What is needed. Look below. Copy each line that has "text" in it.

Collected data entries:
--- Start ---

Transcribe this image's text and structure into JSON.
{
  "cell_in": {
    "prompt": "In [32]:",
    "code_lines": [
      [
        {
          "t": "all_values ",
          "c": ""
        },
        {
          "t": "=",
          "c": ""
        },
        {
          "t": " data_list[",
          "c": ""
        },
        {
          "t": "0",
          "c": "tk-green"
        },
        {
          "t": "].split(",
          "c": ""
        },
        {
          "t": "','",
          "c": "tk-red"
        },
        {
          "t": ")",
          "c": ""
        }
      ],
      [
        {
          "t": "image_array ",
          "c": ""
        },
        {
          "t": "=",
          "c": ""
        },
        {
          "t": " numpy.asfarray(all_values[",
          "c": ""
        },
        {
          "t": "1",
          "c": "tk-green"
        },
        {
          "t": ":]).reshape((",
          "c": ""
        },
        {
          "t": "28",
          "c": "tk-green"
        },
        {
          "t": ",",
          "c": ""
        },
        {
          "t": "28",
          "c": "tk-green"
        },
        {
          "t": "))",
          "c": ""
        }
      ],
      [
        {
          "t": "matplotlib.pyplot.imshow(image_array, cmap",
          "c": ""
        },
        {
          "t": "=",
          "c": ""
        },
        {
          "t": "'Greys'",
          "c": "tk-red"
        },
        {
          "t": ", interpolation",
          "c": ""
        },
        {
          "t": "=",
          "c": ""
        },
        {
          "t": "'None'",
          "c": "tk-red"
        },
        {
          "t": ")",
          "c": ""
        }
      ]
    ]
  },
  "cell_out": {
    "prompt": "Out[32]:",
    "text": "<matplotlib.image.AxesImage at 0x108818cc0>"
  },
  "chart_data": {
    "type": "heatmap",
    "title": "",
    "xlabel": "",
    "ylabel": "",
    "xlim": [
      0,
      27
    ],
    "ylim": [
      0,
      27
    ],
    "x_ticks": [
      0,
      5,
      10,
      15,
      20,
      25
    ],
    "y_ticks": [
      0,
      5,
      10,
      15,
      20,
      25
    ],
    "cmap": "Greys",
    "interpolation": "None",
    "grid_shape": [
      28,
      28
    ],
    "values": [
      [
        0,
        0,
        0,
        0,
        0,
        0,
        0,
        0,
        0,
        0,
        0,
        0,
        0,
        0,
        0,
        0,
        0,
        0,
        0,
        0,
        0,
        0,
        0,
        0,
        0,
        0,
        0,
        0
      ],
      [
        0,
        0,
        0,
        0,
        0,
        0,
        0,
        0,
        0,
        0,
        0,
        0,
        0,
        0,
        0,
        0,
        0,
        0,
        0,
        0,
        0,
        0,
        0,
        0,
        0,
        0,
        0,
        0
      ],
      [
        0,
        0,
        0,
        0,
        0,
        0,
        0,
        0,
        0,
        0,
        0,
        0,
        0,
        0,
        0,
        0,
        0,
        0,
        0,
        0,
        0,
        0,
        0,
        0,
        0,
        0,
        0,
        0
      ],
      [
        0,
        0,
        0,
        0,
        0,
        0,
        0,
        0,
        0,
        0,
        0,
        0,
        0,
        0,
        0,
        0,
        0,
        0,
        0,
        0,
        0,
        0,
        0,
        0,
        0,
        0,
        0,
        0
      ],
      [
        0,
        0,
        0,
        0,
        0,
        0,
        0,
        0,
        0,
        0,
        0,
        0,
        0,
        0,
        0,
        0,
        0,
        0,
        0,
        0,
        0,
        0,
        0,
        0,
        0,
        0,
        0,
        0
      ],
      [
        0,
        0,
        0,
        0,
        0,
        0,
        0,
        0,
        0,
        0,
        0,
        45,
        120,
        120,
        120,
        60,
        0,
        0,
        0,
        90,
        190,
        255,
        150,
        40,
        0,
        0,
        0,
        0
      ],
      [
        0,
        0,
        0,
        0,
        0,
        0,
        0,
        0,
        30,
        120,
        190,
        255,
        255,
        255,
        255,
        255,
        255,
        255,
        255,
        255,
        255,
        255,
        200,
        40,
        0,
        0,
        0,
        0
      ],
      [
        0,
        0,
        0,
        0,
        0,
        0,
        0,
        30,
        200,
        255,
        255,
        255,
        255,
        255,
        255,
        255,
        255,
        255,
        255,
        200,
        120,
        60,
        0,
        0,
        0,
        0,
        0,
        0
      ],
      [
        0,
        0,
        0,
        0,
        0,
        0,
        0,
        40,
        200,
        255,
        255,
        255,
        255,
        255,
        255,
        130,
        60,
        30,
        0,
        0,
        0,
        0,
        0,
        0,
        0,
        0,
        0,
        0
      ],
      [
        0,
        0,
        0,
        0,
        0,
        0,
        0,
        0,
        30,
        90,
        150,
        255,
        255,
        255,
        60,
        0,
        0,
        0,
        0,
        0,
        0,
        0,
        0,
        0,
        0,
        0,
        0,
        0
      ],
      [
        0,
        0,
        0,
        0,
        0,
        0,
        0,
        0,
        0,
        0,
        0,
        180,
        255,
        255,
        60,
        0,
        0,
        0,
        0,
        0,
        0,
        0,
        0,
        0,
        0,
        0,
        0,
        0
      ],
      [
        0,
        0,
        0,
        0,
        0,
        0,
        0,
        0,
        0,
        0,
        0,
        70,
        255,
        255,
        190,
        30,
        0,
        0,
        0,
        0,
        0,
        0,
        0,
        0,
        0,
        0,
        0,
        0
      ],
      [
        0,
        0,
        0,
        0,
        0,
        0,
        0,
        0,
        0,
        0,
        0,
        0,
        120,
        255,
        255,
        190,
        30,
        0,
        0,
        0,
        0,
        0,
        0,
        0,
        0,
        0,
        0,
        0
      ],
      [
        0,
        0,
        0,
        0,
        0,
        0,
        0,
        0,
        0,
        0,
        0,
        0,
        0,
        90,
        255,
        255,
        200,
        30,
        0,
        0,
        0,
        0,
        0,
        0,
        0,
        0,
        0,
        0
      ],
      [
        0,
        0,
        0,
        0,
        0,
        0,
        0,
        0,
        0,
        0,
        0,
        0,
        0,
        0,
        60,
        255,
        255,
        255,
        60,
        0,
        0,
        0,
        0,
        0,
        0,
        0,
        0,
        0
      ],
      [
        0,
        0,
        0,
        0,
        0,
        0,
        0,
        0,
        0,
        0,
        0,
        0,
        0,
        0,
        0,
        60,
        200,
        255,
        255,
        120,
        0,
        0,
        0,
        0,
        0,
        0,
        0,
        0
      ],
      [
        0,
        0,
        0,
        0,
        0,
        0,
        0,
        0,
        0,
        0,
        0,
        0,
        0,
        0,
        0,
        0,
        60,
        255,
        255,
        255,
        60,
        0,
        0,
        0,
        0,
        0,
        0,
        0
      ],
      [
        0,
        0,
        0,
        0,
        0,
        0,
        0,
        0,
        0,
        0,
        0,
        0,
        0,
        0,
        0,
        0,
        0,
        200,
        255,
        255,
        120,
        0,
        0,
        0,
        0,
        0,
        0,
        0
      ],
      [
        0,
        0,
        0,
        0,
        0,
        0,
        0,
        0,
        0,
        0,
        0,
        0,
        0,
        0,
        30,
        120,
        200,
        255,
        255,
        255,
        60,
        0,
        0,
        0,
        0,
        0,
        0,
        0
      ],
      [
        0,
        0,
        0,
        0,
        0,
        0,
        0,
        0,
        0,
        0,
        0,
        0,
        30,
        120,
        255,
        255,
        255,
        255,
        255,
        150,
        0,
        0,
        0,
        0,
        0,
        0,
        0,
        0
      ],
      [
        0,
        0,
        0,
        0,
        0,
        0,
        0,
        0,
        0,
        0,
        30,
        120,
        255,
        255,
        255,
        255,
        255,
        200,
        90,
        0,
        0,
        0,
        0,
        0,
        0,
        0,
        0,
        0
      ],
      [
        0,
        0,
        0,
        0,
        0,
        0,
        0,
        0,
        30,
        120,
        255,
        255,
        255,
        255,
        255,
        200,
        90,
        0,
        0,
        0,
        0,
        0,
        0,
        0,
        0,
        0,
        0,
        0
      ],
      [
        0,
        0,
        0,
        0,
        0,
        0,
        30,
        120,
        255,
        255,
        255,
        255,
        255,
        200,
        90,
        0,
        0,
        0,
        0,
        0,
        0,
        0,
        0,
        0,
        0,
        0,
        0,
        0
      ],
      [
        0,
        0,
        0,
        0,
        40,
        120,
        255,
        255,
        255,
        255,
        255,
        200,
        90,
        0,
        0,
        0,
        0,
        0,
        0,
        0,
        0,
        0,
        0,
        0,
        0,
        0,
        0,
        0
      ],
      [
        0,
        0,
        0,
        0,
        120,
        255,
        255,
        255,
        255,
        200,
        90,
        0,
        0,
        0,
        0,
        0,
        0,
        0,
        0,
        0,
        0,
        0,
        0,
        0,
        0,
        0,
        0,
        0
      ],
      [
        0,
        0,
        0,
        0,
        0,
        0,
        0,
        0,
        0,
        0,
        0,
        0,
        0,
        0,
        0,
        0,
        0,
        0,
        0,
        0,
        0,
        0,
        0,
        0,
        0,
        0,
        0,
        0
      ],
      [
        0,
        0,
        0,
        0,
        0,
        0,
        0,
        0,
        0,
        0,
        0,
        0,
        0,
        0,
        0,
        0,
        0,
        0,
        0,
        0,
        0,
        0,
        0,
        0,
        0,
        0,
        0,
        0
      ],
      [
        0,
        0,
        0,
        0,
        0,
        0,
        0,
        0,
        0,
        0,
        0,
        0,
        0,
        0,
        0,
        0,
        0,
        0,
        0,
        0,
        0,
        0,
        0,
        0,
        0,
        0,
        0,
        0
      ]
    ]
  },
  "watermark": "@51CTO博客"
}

--- End ---

Right answer.
Transcribe this image's text and structure into JSON.
    "text": "<matplotlib.image.AxesImage at 0x108818cc0>"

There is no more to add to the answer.